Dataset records
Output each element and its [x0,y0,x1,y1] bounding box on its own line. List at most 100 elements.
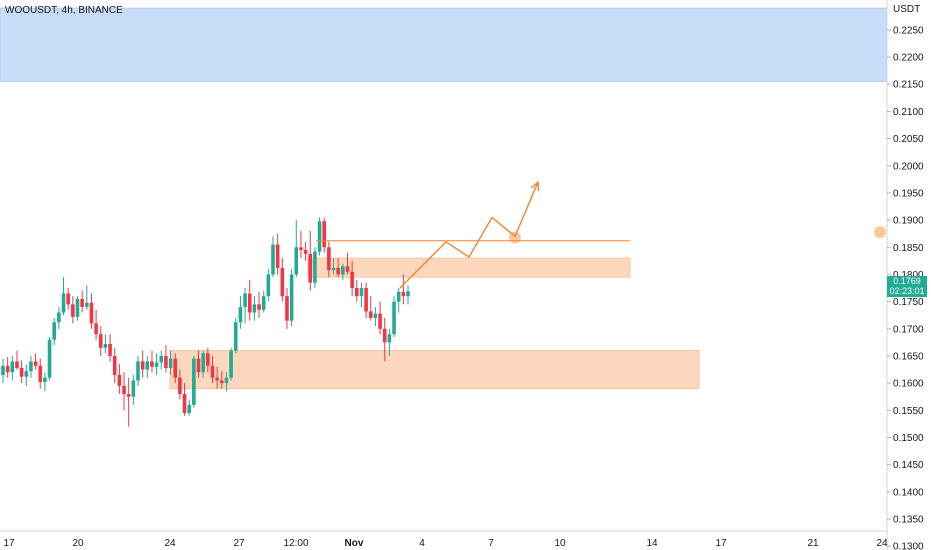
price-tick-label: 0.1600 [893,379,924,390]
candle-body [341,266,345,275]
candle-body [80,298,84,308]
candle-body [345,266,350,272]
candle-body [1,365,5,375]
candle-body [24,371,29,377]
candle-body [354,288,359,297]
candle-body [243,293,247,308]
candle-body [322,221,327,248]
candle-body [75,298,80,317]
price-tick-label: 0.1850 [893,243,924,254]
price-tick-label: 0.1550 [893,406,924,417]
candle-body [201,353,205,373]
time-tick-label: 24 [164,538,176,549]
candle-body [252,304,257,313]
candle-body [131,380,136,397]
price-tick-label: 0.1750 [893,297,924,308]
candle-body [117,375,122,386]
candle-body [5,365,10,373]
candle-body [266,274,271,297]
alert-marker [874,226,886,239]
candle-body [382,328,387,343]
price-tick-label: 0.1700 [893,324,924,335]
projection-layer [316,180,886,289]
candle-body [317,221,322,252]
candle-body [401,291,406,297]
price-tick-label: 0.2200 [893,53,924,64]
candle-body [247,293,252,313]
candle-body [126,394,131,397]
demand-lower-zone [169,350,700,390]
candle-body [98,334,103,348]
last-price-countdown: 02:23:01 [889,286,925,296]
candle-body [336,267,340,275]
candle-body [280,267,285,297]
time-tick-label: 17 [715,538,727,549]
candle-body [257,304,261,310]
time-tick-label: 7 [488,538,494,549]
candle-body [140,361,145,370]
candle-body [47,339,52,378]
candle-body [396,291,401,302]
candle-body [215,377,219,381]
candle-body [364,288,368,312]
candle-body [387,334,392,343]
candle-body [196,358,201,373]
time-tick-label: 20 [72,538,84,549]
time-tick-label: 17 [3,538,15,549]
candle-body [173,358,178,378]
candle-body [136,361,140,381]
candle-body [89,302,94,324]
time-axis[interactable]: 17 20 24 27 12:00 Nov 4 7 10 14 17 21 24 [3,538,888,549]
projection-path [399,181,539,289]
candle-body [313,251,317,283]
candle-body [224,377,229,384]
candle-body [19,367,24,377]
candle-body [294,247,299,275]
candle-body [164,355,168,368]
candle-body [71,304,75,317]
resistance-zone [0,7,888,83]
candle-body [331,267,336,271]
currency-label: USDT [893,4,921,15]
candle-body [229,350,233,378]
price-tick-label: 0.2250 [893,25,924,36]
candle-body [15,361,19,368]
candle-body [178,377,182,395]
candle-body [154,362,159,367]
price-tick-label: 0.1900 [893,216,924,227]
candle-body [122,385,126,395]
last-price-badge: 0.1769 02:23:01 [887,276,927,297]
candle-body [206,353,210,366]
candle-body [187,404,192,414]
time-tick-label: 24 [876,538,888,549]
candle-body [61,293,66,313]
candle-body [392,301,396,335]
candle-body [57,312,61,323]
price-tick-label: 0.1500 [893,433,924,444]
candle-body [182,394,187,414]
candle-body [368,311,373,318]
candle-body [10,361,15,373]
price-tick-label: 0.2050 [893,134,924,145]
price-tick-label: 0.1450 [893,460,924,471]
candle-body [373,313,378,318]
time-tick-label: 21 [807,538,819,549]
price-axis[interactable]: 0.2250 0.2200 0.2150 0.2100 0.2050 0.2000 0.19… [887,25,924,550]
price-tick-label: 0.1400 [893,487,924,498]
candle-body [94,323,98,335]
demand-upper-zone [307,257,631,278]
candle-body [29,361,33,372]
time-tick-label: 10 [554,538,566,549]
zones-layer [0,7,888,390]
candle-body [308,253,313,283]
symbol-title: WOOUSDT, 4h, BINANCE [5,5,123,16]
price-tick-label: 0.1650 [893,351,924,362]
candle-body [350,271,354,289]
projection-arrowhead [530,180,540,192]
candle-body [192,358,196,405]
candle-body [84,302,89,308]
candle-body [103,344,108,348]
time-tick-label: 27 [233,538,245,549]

> [What the exercise asks]: Pull every line from the data above and reproduce it verbatim, omitting the picture markers.

> [Response to this exercise]:
Output each element and its [x0,y0,x1,y1] bounding box on its own line. List at most 100 elements.
price-tick-label: 0.1600 [893,379,924,390]
candle-body [341,266,345,275]
candle-body [80,298,84,308]
candle-body [345,266,350,272]
candle-body [1,365,5,375]
candle-body [24,371,29,377]
candle-body [354,288,359,297]
candle-body [243,293,247,308]
candle-body [322,221,327,248]
candle-body [75,298,80,317]
price-tick-label: 0.1850 [893,243,924,254]
price-tick-label: 0.1550 [893,406,924,417]
candle-body [201,353,205,373]
time-tick-label: 24 [164,538,176,549]
candle-body [252,304,257,313]
candle-body [131,380,136,397]
price-tick-label: 0.1750 [893,297,924,308]
candle-body [117,375,122,386]
candle-body [5,365,10,373]
candle-body [266,274,271,297]
alert-marker [874,226,886,239]
candle-body [382,328,387,343]
price-tick-label: 0.1700 [893,324,924,335]
projection-layer [316,180,886,289]
candle-body [317,221,322,252]
candle-body [401,291,406,297]
price-tick-label: 0.2200 [893,53,924,64]
candle-body [247,293,252,313]
candle-body [126,394,131,397]
demand-lower-zone [169,350,700,390]
candle-body [98,334,103,348]
last-price-countdown: 02:23:01 [889,286,925,296]
candle-body [336,267,340,275]
candle-body [280,267,285,297]
time-tick-label: 17 [715,538,727,549]
candle-body [257,304,261,310]
time-tick-label: 7 [488,538,494,549]
candle-body [140,361,145,370]
candle-body [47,339,52,378]
candle-body [396,291,401,302]
candle-body [215,377,219,381]
candle-body [364,288,368,312]
candle-body [387,334,392,343]
candle-body [196,358,201,373]
time-tick-label: 20 [72,538,84,549]
time-tick-label: 17 [3,538,15,549]
candle-body [173,358,178,378]
candle-body [136,361,140,381]
candle-body [89,302,94,324]
time-axis[interactable]: 17 20 24 27 12:00 Nov 4 7 10 14 17 21 24 [3,538,888,549]
projection-path [399,181,539,289]
candle-body [313,251,317,283]
candle-body [224,377,229,384]
candle-body [19,367,24,377]
candle-body [294,247,299,275]
candle-body [164,355,168,368]
candle-body [71,304,75,317]
resistance-zone [0,7,888,83]
candle-body [331,267,336,271]
currency-label: USDT [893,4,921,15]
candle-body [229,350,233,378]
price-tick-label: 0.2250 [893,25,924,36]
candle-body [15,361,19,368]
candle-body [178,377,182,395]
candle-body [154,362,159,367]
price-tick-label: 0.1900 [893,216,924,227]
candle-body [122,385,126,395]
last-price-badge: 0.1769 02:23:01 [887,276,927,297]
candle-body [206,353,210,366]
candle-body [187,404,192,414]
time-tick-label: 24 [876,538,888,549]
candle-body [61,293,66,313]
candle-body [392,301,396,335]
candle-body [57,312,61,323]
price-tick-label: 0.1500 [893,433,924,444]
candle-body [182,394,187,414]
candle-body [368,311,373,318]
candle-body [10,361,15,373]
price-tick-label: 0.2050 [893,134,924,145]
price-tick-label: 0.1450 [893,460,924,471]
candle-body [373,313,378,318]
time-tick-label: 21 [807,538,819,549]
price-axis[interactable]: 0.2250 0.2200 0.2150 0.2100 0.2050 0.2000 0.19… [887,25,924,550]
price-tick-label: 0.1400 [893,487,924,498]
candle-body [94,323,98,335]
demand-upper-zone [307,257,631,278]
candle-body [29,361,33,372]
time-tick-label: 10 [554,538,566,549]
zones-layer [0,7,888,390]
candle-body [308,253,313,283]
symbol-title: WOOUSDT, 4h, BINANCE [5,5,123,16]
price-tick-label: 0.1650 [893,351,924,362]
candle-body [350,271,354,289]
projection-arrowhead [530,180,540,192]
candle-body [192,358,196,405]
candle-body [84,302,89,308]
candle-body [103,344,108,348]
time-tick-label: 27 [233,538,245,549]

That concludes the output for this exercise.